## Exercise brief:
Repeat each line of the material below exactly as it appears, minus any pictures.

## Working data:
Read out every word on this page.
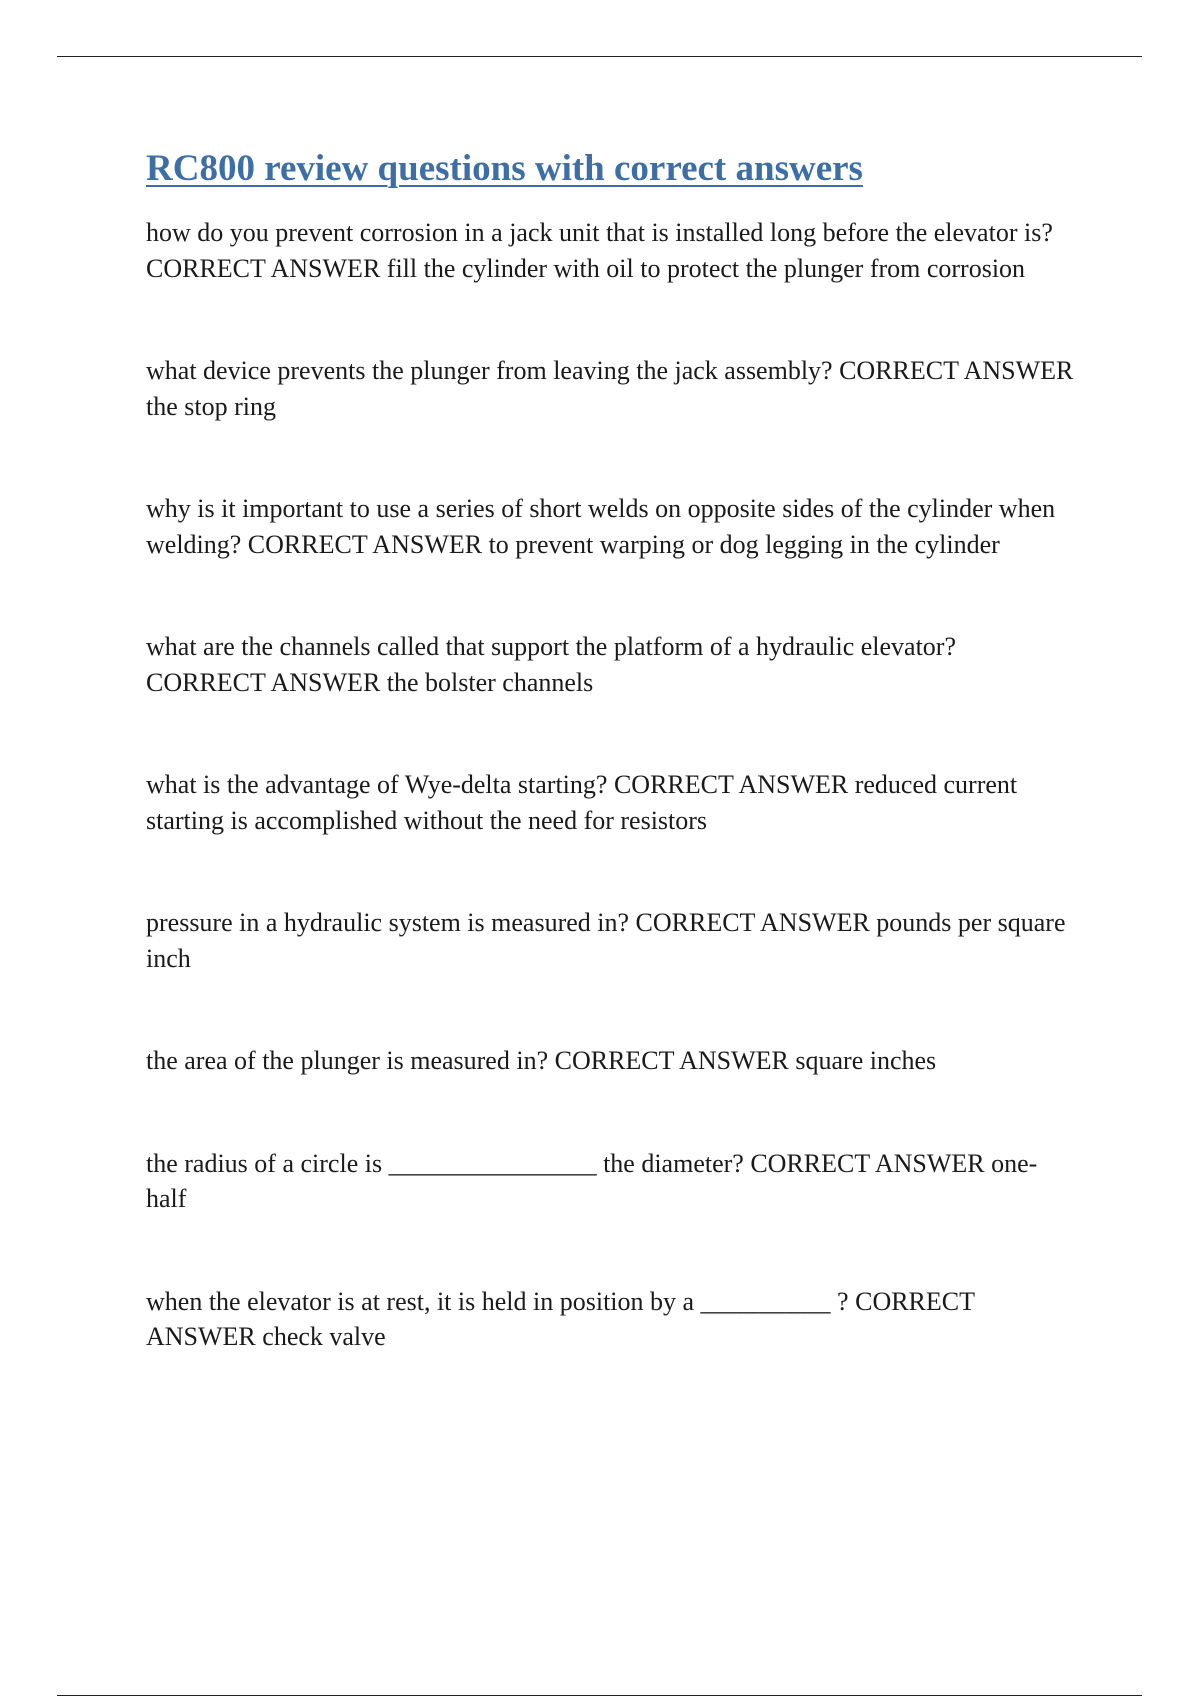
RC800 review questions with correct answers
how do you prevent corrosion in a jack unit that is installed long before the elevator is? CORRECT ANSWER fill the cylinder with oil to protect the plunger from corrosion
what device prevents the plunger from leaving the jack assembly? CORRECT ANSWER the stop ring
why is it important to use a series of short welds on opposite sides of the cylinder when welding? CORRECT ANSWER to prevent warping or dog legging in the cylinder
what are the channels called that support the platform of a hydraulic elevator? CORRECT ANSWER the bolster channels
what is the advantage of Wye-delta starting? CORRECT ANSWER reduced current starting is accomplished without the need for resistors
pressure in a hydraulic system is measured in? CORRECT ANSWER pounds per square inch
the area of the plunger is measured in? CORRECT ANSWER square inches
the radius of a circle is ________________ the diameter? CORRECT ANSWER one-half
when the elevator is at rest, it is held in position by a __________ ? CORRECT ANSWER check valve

## Solution to this task:
Read out every word on this page.
RC800 review questions with correct answers
how do you prevent corrosion in a jack unit that is installed long before the elevator is? CORRECT ANSWER fill the cylinder with oil to protect the plunger from corrosion
what device prevents the plunger from leaving the jack assembly? CORRECT ANSWER the stop ring
why is it important to use a series of short welds on opposite sides of the cylinder when welding? CORRECT ANSWER to prevent warping or dog legging in the cylinder
what are the channels called that support the platform of a hydraulic elevator? CORRECT ANSWER the bolster channels
what is the advantage of Wye-delta starting? CORRECT ANSWER reduced current starting is accomplished without the need for resistors
pressure in a hydraulic system is measured in? CORRECT ANSWER pounds per square inch
the area of the plunger is measured in? CORRECT ANSWER square inches
the radius of a circle is ________________ the diameter? CORRECT ANSWER one-half
when the elevator is at rest, it is held in position by a __________ ? CORRECT ANSWER check valve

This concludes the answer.